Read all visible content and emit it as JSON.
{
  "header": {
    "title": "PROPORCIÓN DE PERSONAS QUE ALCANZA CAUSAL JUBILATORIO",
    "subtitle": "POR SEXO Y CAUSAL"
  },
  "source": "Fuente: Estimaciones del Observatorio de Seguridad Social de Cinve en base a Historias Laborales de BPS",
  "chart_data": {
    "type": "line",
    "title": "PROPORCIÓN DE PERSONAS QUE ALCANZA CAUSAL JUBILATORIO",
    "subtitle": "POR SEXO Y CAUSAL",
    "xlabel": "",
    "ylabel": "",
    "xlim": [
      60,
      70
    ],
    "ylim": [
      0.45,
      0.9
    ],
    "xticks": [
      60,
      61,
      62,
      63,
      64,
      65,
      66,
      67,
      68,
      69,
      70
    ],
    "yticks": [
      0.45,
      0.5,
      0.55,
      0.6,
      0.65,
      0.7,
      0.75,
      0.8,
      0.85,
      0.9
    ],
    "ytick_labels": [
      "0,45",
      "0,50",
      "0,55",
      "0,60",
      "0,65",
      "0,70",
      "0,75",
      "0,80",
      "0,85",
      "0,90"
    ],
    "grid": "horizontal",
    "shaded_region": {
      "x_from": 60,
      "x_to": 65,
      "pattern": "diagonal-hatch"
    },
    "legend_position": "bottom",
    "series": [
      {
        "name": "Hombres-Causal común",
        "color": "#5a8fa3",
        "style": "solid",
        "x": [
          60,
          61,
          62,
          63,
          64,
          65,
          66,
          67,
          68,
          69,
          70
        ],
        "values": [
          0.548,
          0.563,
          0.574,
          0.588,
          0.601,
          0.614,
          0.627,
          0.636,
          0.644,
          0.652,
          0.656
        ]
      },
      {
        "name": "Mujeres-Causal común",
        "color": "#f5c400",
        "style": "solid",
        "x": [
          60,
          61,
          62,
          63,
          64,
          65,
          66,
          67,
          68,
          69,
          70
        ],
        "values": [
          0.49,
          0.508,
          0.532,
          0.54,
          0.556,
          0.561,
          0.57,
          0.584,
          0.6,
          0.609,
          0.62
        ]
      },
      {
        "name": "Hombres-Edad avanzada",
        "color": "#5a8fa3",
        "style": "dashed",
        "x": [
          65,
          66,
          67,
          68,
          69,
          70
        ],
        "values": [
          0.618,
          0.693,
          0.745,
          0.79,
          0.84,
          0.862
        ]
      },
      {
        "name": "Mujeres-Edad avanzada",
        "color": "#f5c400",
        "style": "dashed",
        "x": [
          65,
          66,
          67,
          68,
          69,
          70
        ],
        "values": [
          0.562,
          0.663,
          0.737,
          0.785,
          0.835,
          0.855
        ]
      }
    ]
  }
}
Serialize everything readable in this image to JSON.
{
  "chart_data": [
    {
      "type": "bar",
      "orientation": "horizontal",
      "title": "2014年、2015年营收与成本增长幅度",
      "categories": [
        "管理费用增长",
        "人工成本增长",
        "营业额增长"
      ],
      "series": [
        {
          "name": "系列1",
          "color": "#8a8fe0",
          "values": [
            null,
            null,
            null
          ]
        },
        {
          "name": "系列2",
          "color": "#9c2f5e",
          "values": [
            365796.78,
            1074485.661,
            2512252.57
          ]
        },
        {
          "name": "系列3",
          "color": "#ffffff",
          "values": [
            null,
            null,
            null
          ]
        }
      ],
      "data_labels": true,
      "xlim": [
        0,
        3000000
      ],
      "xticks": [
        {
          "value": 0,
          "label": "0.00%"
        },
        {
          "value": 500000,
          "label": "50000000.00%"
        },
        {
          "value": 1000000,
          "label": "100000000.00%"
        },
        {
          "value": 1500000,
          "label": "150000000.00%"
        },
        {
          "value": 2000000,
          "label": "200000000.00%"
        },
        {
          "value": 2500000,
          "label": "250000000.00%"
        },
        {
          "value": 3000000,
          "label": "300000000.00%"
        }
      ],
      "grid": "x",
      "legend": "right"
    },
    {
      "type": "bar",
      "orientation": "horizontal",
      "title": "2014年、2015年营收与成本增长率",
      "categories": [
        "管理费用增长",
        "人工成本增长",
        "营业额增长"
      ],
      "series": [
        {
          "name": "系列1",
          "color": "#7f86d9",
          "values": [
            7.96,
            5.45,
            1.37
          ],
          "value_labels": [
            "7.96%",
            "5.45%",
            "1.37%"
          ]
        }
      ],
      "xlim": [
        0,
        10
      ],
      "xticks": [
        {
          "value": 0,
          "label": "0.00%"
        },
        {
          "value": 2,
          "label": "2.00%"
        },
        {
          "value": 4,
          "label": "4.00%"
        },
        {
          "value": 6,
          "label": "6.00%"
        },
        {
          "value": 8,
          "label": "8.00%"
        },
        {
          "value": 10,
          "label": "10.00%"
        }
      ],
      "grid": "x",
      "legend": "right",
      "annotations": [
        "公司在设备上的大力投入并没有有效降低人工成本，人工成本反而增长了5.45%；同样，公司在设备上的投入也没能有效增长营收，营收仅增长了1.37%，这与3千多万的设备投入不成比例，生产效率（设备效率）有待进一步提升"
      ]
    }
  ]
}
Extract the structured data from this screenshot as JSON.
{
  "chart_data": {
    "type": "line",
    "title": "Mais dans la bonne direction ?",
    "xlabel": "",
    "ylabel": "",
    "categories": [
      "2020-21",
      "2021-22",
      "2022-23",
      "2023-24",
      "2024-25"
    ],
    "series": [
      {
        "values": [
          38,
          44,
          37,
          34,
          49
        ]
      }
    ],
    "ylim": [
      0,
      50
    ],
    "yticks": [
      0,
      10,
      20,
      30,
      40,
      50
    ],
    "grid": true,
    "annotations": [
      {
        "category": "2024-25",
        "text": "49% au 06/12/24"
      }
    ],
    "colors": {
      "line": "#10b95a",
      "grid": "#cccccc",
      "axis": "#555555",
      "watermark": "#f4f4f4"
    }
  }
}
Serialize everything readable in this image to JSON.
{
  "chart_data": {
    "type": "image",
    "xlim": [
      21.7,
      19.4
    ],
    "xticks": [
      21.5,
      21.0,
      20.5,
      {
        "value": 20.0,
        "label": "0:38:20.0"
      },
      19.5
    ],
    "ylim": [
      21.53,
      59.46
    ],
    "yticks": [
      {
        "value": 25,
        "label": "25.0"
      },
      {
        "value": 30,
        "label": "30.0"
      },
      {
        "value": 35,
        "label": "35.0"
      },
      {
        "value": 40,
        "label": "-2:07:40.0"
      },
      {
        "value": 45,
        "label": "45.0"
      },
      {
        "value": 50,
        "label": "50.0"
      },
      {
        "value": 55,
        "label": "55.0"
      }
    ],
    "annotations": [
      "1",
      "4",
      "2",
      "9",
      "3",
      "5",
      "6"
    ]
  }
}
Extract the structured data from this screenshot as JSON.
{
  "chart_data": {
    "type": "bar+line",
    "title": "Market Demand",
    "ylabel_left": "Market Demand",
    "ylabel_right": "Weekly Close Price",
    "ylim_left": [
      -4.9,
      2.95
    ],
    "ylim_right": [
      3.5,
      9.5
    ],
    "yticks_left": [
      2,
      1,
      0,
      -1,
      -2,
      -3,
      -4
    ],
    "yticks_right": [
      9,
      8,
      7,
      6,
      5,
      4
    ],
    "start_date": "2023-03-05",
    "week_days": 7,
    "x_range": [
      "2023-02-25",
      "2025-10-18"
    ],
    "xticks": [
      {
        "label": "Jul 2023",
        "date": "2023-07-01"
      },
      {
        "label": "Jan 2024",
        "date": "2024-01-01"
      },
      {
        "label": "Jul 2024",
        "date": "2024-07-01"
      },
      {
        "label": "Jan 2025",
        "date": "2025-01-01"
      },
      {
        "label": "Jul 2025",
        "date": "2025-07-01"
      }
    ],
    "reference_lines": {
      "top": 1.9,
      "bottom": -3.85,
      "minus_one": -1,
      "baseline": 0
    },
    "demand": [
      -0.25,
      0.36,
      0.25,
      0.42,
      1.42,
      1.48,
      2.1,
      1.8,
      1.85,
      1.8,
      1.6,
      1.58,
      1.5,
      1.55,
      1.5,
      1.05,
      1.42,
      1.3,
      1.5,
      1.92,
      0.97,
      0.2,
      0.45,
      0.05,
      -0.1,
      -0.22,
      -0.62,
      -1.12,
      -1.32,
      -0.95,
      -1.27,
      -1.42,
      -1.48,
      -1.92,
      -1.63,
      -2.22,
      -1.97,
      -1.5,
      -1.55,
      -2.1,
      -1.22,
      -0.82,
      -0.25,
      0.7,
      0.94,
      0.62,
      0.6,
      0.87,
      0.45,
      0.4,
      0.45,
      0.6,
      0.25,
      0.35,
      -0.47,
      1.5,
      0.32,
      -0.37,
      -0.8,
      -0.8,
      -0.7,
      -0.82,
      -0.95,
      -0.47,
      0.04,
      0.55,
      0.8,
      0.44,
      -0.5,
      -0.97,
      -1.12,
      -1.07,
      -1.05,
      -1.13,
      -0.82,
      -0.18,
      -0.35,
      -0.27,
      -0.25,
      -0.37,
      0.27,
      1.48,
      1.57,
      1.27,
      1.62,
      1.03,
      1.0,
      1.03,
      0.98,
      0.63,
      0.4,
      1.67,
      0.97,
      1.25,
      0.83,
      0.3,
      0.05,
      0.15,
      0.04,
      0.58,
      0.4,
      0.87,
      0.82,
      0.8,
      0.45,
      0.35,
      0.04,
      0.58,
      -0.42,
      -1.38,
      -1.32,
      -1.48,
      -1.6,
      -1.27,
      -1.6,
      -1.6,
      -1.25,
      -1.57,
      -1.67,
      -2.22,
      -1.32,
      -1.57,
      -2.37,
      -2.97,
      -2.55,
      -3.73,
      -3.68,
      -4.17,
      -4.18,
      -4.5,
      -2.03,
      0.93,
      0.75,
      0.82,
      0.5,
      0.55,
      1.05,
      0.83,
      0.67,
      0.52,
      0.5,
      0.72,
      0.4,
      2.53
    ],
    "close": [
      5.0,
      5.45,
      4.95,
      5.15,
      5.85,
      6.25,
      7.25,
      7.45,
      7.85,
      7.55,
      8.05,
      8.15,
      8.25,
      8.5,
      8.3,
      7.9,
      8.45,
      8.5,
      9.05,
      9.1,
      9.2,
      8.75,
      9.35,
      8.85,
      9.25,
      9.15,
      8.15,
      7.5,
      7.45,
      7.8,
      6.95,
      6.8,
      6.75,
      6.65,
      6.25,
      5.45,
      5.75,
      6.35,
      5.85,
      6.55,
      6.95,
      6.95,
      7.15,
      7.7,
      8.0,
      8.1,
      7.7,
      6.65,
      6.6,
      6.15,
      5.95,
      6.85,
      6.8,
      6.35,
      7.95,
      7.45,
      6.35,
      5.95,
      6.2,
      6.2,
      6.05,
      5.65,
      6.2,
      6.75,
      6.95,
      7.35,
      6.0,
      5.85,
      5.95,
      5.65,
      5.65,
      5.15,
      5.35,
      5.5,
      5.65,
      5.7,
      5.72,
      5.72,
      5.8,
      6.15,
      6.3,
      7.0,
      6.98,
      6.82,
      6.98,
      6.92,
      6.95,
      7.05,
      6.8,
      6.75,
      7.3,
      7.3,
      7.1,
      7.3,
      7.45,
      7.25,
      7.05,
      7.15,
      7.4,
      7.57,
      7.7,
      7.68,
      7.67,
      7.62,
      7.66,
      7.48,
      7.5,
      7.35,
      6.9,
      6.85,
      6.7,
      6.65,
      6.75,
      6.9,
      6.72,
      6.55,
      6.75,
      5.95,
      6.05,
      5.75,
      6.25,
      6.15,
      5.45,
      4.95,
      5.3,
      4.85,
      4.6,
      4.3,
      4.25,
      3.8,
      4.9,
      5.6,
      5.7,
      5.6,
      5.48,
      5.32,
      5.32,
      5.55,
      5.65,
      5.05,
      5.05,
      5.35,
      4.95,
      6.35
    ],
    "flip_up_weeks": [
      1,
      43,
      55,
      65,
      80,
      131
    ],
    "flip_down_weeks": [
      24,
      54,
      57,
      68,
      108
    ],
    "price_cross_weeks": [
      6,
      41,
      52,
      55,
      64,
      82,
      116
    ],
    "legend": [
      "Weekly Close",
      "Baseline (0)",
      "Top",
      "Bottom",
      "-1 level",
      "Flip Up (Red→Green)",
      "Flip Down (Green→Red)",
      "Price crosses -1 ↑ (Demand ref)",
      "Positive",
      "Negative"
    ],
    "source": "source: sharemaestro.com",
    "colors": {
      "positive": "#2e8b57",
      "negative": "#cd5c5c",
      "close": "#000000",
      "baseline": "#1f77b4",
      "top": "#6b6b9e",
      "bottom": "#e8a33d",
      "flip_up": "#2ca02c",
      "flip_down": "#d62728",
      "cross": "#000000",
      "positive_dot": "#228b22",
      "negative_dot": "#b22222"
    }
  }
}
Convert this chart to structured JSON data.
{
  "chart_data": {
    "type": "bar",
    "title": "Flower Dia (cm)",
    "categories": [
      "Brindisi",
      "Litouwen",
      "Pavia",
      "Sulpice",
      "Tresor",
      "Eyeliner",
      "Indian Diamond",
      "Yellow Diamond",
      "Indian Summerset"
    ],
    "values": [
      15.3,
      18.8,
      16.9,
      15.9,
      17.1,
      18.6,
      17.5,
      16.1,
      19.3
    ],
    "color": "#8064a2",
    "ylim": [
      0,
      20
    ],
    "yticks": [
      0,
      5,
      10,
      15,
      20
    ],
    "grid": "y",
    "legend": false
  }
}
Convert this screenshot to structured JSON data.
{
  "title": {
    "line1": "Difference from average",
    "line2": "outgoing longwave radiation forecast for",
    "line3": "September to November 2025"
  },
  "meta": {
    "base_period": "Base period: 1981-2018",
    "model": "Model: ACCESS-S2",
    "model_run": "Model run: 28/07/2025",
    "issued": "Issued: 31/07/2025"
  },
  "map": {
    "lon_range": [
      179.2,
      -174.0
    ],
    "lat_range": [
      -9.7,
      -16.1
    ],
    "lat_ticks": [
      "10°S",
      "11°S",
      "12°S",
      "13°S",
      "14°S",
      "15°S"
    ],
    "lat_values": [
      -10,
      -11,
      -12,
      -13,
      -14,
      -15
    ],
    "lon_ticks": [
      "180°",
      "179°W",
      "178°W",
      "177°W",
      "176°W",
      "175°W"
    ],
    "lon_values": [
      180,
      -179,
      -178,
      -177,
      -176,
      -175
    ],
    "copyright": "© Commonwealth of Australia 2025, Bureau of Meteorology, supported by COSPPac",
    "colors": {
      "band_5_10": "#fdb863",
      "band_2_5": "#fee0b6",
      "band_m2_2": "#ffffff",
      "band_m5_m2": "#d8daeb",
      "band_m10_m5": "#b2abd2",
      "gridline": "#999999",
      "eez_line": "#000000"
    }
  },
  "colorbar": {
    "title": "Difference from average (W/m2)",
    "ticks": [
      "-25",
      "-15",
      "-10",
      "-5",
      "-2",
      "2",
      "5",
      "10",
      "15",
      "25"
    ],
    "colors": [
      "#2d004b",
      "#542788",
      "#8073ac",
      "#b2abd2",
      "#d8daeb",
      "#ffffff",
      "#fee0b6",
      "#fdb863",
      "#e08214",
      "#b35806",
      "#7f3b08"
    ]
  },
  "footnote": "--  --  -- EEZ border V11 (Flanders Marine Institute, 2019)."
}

################

TASK PROMPT →
Find and copy every line in the entries above where the string "Green" occurs.

RESPONSE →
      "Flip Up (Red→Green)",
      "Flip Down (Green→Red)",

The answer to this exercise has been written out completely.